• **Task prompt**
Pick out each line of the records in which the word "JSON" appears.

----- Provided data -----

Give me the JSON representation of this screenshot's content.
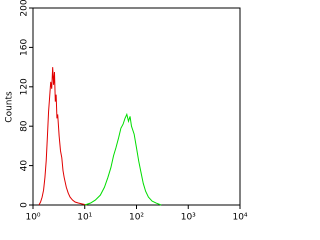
{
  "chart_data": {
    "type": "line",
    "y_label": "Counts",
    "x_scale": "log",
    "xlim": [
      1,
      10000
    ],
    "xticks": [
      {
        "value": 1,
        "label": "10⁰"
      },
      {
        "value": 10,
        "label": "10¹"
      },
      {
        "value": 100,
        "label": "10²"
      },
      {
        "value": 1000,
        "label": "10³"
      },
      {
        "value": 10000,
        "label": "10⁴"
      }
    ],
    "ylim": [
      0,
      200
    ],
    "yticks": [
      0,
      40,
      80,
      120,
      160,
      200
    ],
    "series": [
      {
        "color": "#e00000",
        "x": [
          1.3,
          1.4,
          1.5,
          1.6,
          1.7,
          1.8,
          1.9,
          2.0,
          2.1,
          2.2,
          2.3,
          2.4,
          2.5,
          2.6,
          2.7,
          2.8,
          2.9,
          3.0,
          3.2,
          3.4,
          3.6,
          3.8,
          4.0,
          4.4,
          4.8,
          5.2,
          5.8,
          6.5,
          7.5,
          9,
          11
        ],
        "values": [
          0,
          3,
          8,
          15,
          28,
          45,
          70,
          95,
          110,
          125,
          118,
          140,
          122,
          135,
          105,
          112,
          88,
          92,
          70,
          55,
          48,
          35,
          28,
          18,
          12,
          8,
          5,
          3,
          2,
          1,
          0
        ]
      },
      {
        "color": "#00dd00",
        "x": [
          10,
          13,
          16,
          20,
          24,
          28,
          32,
          36,
          40,
          45,
          50,
          55,
          60,
          65,
          70,
          75,
          80,
          90,
          100,
          110,
          120,
          135,
          150,
          170,
          200,
          240,
          300
        ],
        "values": [
          0,
          2,
          5,
          10,
          18,
          28,
          38,
          50,
          58,
          68,
          78,
          82,
          88,
          92,
          85,
          90,
          80,
          72,
          58,
          45,
          35,
          22,
          14,
          8,
          4,
          2,
          0
        ]
      }
    ]
  }
}
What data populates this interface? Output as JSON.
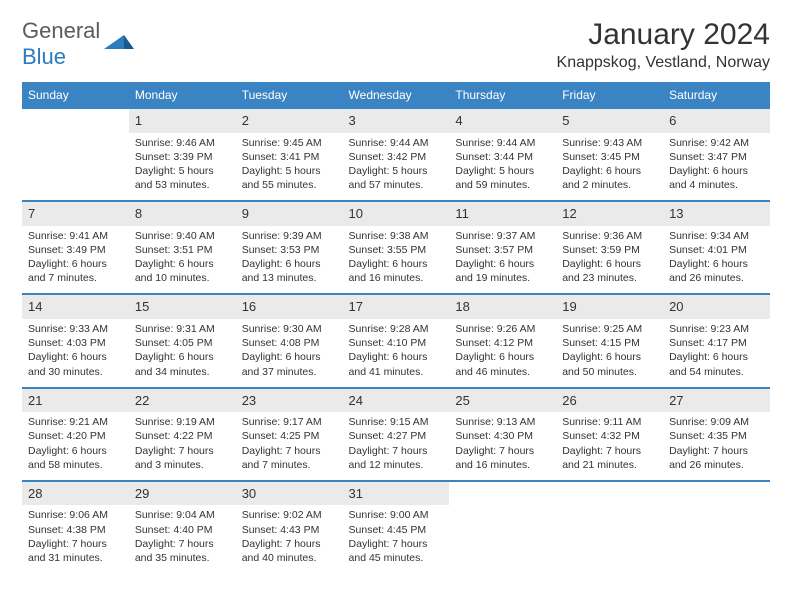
{
  "logo": {
    "part1": "General",
    "part2": "Blue"
  },
  "title": "January 2024",
  "location": "Knappskog, Vestland, Norway",
  "colors": {
    "header_bg": "#3b84c4",
    "header_text": "#ffffff",
    "daynum_bg": "#eaeaea",
    "border": "#3b84c4",
    "text": "#333333",
    "logo_gray": "#5b5b5b",
    "logo_blue": "#2b7bbd"
  },
  "day_headers": [
    "Sunday",
    "Monday",
    "Tuesday",
    "Wednesday",
    "Thursday",
    "Friday",
    "Saturday"
  ],
  "weeks": [
    [
      {
        "n": "",
        "sr": "",
        "ss": "",
        "dl": ""
      },
      {
        "n": "1",
        "sr": "Sunrise: 9:46 AM",
        "ss": "Sunset: 3:39 PM",
        "dl": "Daylight: 5 hours and 53 minutes."
      },
      {
        "n": "2",
        "sr": "Sunrise: 9:45 AM",
        "ss": "Sunset: 3:41 PM",
        "dl": "Daylight: 5 hours and 55 minutes."
      },
      {
        "n": "3",
        "sr": "Sunrise: 9:44 AM",
        "ss": "Sunset: 3:42 PM",
        "dl": "Daylight: 5 hours and 57 minutes."
      },
      {
        "n": "4",
        "sr": "Sunrise: 9:44 AM",
        "ss": "Sunset: 3:44 PM",
        "dl": "Daylight: 5 hours and 59 minutes."
      },
      {
        "n": "5",
        "sr": "Sunrise: 9:43 AM",
        "ss": "Sunset: 3:45 PM",
        "dl": "Daylight: 6 hours and 2 minutes."
      },
      {
        "n": "6",
        "sr": "Sunrise: 9:42 AM",
        "ss": "Sunset: 3:47 PM",
        "dl": "Daylight: 6 hours and 4 minutes."
      }
    ],
    [
      {
        "n": "7",
        "sr": "Sunrise: 9:41 AM",
        "ss": "Sunset: 3:49 PM",
        "dl": "Daylight: 6 hours and 7 minutes."
      },
      {
        "n": "8",
        "sr": "Sunrise: 9:40 AM",
        "ss": "Sunset: 3:51 PM",
        "dl": "Daylight: 6 hours and 10 minutes."
      },
      {
        "n": "9",
        "sr": "Sunrise: 9:39 AM",
        "ss": "Sunset: 3:53 PM",
        "dl": "Daylight: 6 hours and 13 minutes."
      },
      {
        "n": "10",
        "sr": "Sunrise: 9:38 AM",
        "ss": "Sunset: 3:55 PM",
        "dl": "Daylight: 6 hours and 16 minutes."
      },
      {
        "n": "11",
        "sr": "Sunrise: 9:37 AM",
        "ss": "Sunset: 3:57 PM",
        "dl": "Daylight: 6 hours and 19 minutes."
      },
      {
        "n": "12",
        "sr": "Sunrise: 9:36 AM",
        "ss": "Sunset: 3:59 PM",
        "dl": "Daylight: 6 hours and 23 minutes."
      },
      {
        "n": "13",
        "sr": "Sunrise: 9:34 AM",
        "ss": "Sunset: 4:01 PM",
        "dl": "Daylight: 6 hours and 26 minutes."
      }
    ],
    [
      {
        "n": "14",
        "sr": "Sunrise: 9:33 AM",
        "ss": "Sunset: 4:03 PM",
        "dl": "Daylight: 6 hours and 30 minutes."
      },
      {
        "n": "15",
        "sr": "Sunrise: 9:31 AM",
        "ss": "Sunset: 4:05 PM",
        "dl": "Daylight: 6 hours and 34 minutes."
      },
      {
        "n": "16",
        "sr": "Sunrise: 9:30 AM",
        "ss": "Sunset: 4:08 PM",
        "dl": "Daylight: 6 hours and 37 minutes."
      },
      {
        "n": "17",
        "sr": "Sunrise: 9:28 AM",
        "ss": "Sunset: 4:10 PM",
        "dl": "Daylight: 6 hours and 41 minutes."
      },
      {
        "n": "18",
        "sr": "Sunrise: 9:26 AM",
        "ss": "Sunset: 4:12 PM",
        "dl": "Daylight: 6 hours and 46 minutes."
      },
      {
        "n": "19",
        "sr": "Sunrise: 9:25 AM",
        "ss": "Sunset: 4:15 PM",
        "dl": "Daylight: 6 hours and 50 minutes."
      },
      {
        "n": "20",
        "sr": "Sunrise: 9:23 AM",
        "ss": "Sunset: 4:17 PM",
        "dl": "Daylight: 6 hours and 54 minutes."
      }
    ],
    [
      {
        "n": "21",
        "sr": "Sunrise: 9:21 AM",
        "ss": "Sunset: 4:20 PM",
        "dl": "Daylight: 6 hours and 58 minutes."
      },
      {
        "n": "22",
        "sr": "Sunrise: 9:19 AM",
        "ss": "Sunset: 4:22 PM",
        "dl": "Daylight: 7 hours and 3 minutes."
      },
      {
        "n": "23",
        "sr": "Sunrise: 9:17 AM",
        "ss": "Sunset: 4:25 PM",
        "dl": "Daylight: 7 hours and 7 minutes."
      },
      {
        "n": "24",
        "sr": "Sunrise: 9:15 AM",
        "ss": "Sunset: 4:27 PM",
        "dl": "Daylight: 7 hours and 12 minutes."
      },
      {
        "n": "25",
        "sr": "Sunrise: 9:13 AM",
        "ss": "Sunset: 4:30 PM",
        "dl": "Daylight: 7 hours and 16 minutes."
      },
      {
        "n": "26",
        "sr": "Sunrise: 9:11 AM",
        "ss": "Sunset: 4:32 PM",
        "dl": "Daylight: 7 hours and 21 minutes."
      },
      {
        "n": "27",
        "sr": "Sunrise: 9:09 AM",
        "ss": "Sunset: 4:35 PM",
        "dl": "Daylight: 7 hours and 26 minutes."
      }
    ],
    [
      {
        "n": "28",
        "sr": "Sunrise: 9:06 AM",
        "ss": "Sunset: 4:38 PM",
        "dl": "Daylight: 7 hours and 31 minutes."
      },
      {
        "n": "29",
        "sr": "Sunrise: 9:04 AM",
        "ss": "Sunset: 4:40 PM",
        "dl": "Daylight: 7 hours and 35 minutes."
      },
      {
        "n": "30",
        "sr": "Sunrise: 9:02 AM",
        "ss": "Sunset: 4:43 PM",
        "dl": "Daylight: 7 hours and 40 minutes."
      },
      {
        "n": "31",
        "sr": "Sunrise: 9:00 AM",
        "ss": "Sunset: 4:45 PM",
        "dl": "Daylight: 7 hours and 45 minutes."
      },
      {
        "n": "",
        "sr": "",
        "ss": "",
        "dl": ""
      },
      {
        "n": "",
        "sr": "",
        "ss": "",
        "dl": ""
      },
      {
        "n": "",
        "sr": "",
        "ss": "",
        "dl": ""
      }
    ]
  ]
}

-----

• **Result of this task**
Give me the JSON representation of this screenshot's content.
What data populates this interface? Output as JSON.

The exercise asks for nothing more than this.